Go through the data below and copy it exactly, skipping every picture.

_RECORDS PROVIDED:_
- - -

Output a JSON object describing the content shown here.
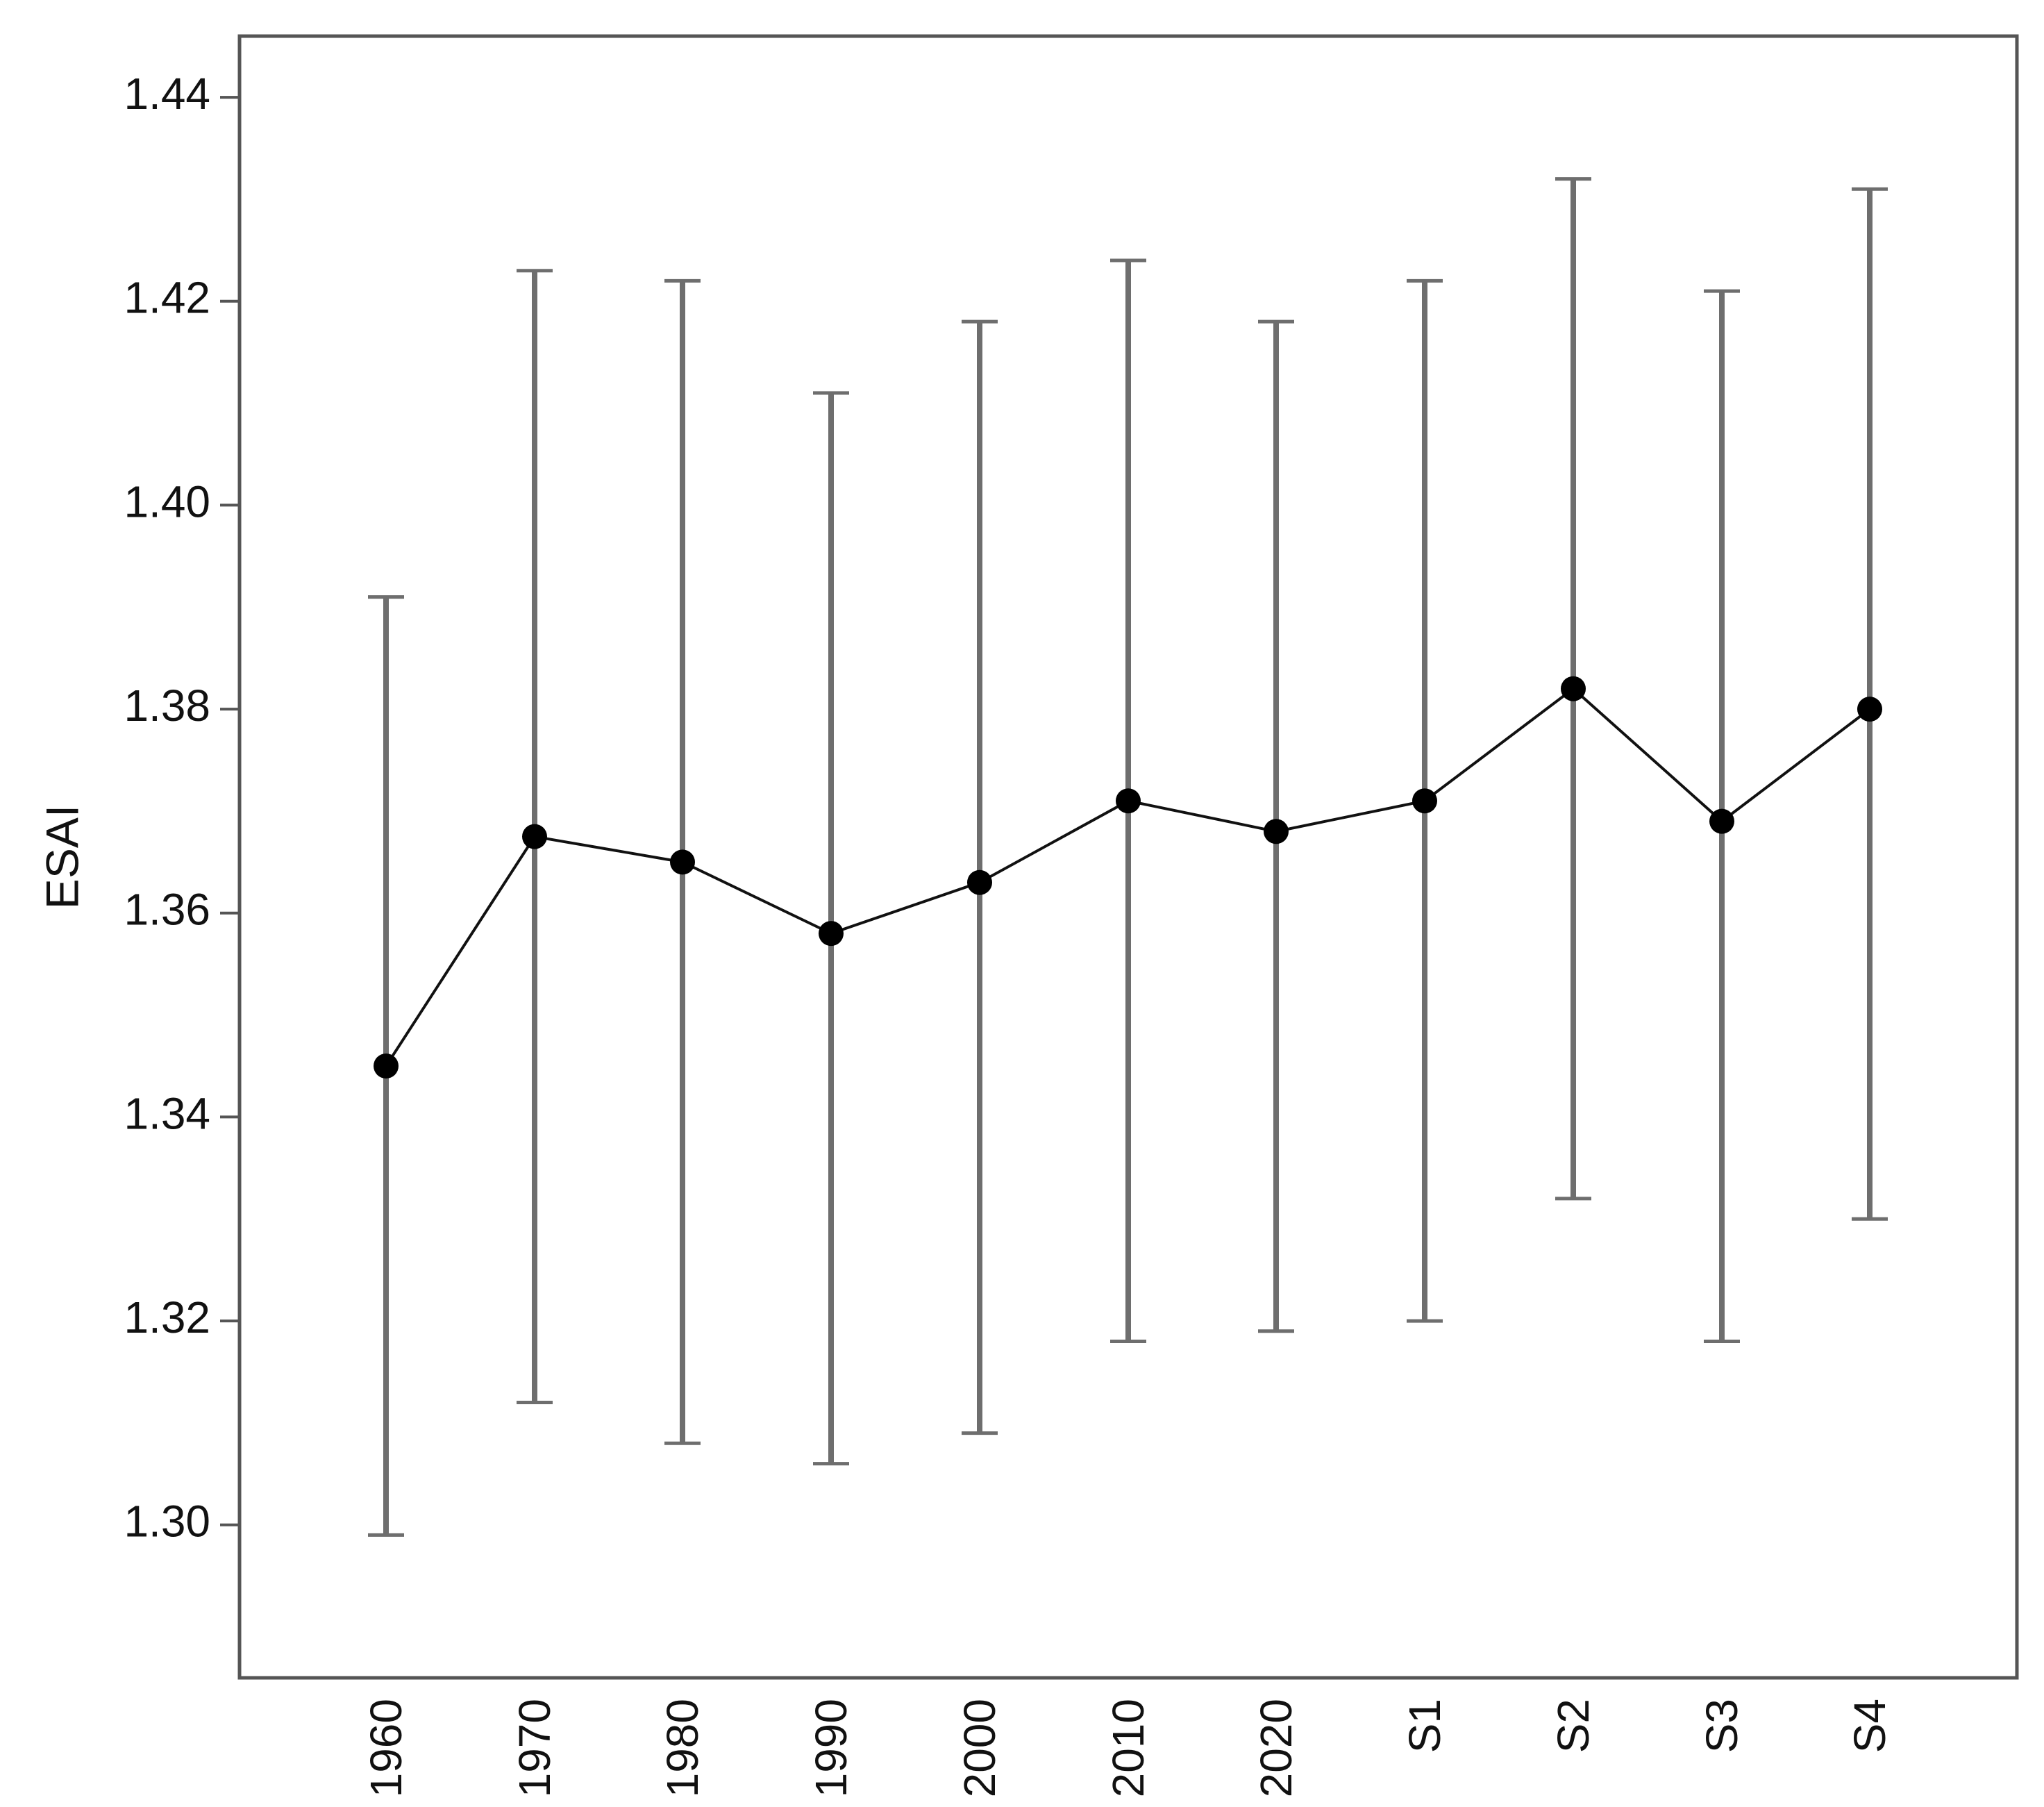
{
  "chart_data": {
    "type": "line",
    "title": "",
    "xlabel": "",
    "ylabel": "ESAI",
    "ylim": [
      1.285,
      1.446
    ],
    "yticks": [
      "1.30",
      "1.32",
      "1.34",
      "1.36",
      "1.38",
      "1.40",
      "1.42",
      "1.44"
    ],
    "categories": [
      "1960",
      "1970",
      "1980",
      "1990",
      "2000",
      "2010",
      "2020",
      "S1",
      "S2",
      "S3",
      "S4"
    ],
    "series": [
      {
        "values": [
          1.345,
          1.3675,
          1.365,
          1.358,
          1.363,
          1.371,
          1.368,
          1.371,
          1.382,
          1.369,
          1.38
        ],
        "error_low": [
          1.299,
          1.312,
          1.308,
          1.306,
          1.309,
          1.318,
          1.319,
          1.32,
          1.332,
          1.318,
          1.33
        ],
        "error_high": [
          1.391,
          1.423,
          1.422,
          1.411,
          1.418,
          1.424,
          1.418,
          1.422,
          1.432,
          1.421,
          1.431
        ]
      }
    ],
    "grid": false,
    "legend": "none",
    "colors": {
      "line": "#111111",
      "marker": "#000000",
      "error_bar": "#6e6e6e",
      "frame": "#555555"
    }
  }
}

- - -

_TASK RESULT:_
Output a JSON object describing the content shown here.
{
  "chart_data": {
    "type": "line",
    "title": "",
    "xlabel": "",
    "ylabel": "ESAI",
    "ylim": [
      1.285,
      1.446
    ],
    "yticks": [
      "1.30",
      "1.32",
      "1.34",
      "1.36",
      "1.38",
      "1.40",
      "1.42",
      "1.44"
    ],
    "categories": [
      "1960",
      "1970",
      "1980",
      "1990",
      "2000",
      "2010",
      "2020",
      "S1",
      "S2",
      "S3",
      "S4"
    ],
    "series": [
      {
        "values": [
          1.345,
          1.3675,
          1.365,
          1.358,
          1.363,
          1.371,
          1.368,
          1.371,
          1.382,
          1.369,
          1.38
        ],
        "error_low": [
          1.299,
          1.312,
          1.308,
          1.306,
          1.309,
          1.318,
          1.319,
          1.32,
          1.332,
          1.318,
          1.33
        ],
        "error_high": [
          1.391,
          1.423,
          1.422,
          1.411,
          1.418,
          1.424,
          1.418,
          1.422,
          1.432,
          1.421,
          1.431
        ]
      }
    ],
    "grid": false,
    "legend": "none",
    "colors": {
      "line": "#111111",
      "marker": "#000000",
      "error_bar": "#6e6e6e",
      "frame": "#555555"
    }
  }
}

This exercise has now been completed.